Exercise »
Copy out every line of the records where the string "Petit" occurs.

[Dataset records]
*-*-*

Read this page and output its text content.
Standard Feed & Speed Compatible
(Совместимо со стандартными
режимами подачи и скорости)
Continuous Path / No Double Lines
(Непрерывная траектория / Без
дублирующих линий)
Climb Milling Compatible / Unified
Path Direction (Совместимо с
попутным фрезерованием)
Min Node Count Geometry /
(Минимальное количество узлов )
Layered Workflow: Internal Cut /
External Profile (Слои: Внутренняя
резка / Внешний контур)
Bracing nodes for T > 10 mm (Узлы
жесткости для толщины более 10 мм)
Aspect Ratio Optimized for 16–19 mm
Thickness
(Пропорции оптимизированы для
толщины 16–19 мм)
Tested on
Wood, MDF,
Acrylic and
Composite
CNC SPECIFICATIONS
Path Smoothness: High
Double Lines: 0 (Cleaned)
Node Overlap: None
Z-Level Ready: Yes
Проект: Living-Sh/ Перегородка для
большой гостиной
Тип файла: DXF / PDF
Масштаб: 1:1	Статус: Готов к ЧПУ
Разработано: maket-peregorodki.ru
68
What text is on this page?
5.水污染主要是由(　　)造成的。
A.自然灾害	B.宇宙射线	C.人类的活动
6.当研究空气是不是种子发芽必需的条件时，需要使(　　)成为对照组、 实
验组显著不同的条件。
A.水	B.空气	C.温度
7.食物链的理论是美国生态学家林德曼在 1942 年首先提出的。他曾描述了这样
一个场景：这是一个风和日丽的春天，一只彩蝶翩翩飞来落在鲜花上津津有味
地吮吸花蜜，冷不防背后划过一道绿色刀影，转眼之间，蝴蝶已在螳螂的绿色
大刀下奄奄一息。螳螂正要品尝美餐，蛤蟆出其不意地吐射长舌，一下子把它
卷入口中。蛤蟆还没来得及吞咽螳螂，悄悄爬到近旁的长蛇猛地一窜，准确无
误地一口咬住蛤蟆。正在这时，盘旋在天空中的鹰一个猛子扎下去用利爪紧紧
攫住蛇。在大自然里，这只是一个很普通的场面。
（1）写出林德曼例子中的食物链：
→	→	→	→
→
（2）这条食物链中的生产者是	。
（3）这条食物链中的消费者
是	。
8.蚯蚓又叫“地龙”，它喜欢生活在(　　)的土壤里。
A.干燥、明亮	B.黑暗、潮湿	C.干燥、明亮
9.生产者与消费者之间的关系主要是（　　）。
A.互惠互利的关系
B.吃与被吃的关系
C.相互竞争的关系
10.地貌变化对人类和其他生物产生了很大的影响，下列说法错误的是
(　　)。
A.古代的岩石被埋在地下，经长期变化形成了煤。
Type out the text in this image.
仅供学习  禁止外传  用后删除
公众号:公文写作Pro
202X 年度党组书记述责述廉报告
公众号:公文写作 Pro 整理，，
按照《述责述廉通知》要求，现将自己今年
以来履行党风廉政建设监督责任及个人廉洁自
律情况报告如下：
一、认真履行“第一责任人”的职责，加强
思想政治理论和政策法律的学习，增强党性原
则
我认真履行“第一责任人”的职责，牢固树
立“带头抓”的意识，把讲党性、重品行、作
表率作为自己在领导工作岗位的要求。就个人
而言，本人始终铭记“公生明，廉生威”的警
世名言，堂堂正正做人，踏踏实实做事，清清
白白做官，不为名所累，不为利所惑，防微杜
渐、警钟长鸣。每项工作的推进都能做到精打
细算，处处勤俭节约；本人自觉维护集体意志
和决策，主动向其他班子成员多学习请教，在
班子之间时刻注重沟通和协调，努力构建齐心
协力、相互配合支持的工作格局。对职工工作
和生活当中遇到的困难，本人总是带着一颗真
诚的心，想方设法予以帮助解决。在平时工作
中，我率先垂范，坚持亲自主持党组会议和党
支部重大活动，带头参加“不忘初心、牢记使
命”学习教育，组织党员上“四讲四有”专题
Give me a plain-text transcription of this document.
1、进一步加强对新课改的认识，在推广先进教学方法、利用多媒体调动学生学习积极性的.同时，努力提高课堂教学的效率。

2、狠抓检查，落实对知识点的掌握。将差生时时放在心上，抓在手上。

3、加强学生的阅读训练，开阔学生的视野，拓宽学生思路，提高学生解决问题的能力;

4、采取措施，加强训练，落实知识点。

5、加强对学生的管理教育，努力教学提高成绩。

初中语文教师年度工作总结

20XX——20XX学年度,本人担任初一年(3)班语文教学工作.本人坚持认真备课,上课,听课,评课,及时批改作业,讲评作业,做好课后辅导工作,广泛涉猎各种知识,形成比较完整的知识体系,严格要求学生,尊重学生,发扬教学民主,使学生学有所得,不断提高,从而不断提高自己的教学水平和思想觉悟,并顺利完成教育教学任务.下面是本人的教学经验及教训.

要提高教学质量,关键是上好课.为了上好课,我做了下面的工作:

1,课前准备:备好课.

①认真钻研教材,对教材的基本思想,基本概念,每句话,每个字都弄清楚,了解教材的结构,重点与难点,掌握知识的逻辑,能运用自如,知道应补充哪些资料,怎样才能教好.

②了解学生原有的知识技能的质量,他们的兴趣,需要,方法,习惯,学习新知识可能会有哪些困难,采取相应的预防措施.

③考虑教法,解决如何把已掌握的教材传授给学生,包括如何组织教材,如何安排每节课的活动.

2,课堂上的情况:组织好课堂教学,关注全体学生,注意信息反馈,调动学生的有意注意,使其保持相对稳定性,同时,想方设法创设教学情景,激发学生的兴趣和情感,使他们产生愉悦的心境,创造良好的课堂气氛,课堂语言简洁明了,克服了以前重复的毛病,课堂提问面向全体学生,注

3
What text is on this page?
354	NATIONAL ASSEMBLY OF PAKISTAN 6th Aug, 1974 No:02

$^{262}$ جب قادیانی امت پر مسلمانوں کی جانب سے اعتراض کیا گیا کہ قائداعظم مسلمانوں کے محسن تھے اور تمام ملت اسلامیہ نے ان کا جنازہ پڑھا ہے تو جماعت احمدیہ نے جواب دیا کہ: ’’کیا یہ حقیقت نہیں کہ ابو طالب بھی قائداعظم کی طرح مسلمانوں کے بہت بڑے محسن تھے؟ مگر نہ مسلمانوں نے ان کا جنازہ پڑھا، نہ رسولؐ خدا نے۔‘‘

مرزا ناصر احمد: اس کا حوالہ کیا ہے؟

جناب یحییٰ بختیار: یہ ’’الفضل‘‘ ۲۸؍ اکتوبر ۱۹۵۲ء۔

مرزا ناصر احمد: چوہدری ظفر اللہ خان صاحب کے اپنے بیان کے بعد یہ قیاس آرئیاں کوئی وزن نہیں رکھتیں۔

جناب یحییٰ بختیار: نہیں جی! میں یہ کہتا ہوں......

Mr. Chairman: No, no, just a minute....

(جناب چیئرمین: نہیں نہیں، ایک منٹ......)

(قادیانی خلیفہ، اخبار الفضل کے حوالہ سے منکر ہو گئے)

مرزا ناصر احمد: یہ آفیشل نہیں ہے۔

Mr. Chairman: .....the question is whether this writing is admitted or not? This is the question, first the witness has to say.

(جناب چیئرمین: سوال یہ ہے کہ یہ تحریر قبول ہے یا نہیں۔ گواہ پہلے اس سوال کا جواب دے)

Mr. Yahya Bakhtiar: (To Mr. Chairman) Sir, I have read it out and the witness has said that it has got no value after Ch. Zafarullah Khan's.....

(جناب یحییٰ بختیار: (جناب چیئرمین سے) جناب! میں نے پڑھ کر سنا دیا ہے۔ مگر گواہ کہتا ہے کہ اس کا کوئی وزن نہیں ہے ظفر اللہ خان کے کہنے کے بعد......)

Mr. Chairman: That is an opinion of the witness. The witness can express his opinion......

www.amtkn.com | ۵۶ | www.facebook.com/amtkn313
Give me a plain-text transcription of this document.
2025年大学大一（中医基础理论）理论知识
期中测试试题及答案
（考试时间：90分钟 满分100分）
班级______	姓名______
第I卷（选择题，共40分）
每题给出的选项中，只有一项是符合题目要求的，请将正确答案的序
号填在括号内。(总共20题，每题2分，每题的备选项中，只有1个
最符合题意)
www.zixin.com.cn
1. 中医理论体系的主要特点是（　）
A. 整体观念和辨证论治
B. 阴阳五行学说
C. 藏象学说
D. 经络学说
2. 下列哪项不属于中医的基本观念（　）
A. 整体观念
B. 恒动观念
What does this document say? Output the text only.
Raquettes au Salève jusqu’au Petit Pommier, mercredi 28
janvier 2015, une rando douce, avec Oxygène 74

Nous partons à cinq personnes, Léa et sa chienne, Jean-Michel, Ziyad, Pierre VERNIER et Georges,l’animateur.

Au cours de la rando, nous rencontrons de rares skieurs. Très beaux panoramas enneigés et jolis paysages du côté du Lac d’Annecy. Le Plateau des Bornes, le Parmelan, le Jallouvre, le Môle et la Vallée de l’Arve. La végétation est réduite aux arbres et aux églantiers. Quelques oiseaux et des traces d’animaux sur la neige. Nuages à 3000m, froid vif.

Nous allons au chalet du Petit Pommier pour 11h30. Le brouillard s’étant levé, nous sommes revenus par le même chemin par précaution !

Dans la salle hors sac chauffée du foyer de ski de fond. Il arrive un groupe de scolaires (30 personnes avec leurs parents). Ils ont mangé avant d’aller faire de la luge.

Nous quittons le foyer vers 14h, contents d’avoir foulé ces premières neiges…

*-*-*

Complete response »
Raquettes au Salève jusqu’au Petit Pommier, mercredi 28
Nous allons au chalet du Petit Pommier pour 11h30. Le brouillard s’étant levé, nous sommes revenus par le même chemin par précaution !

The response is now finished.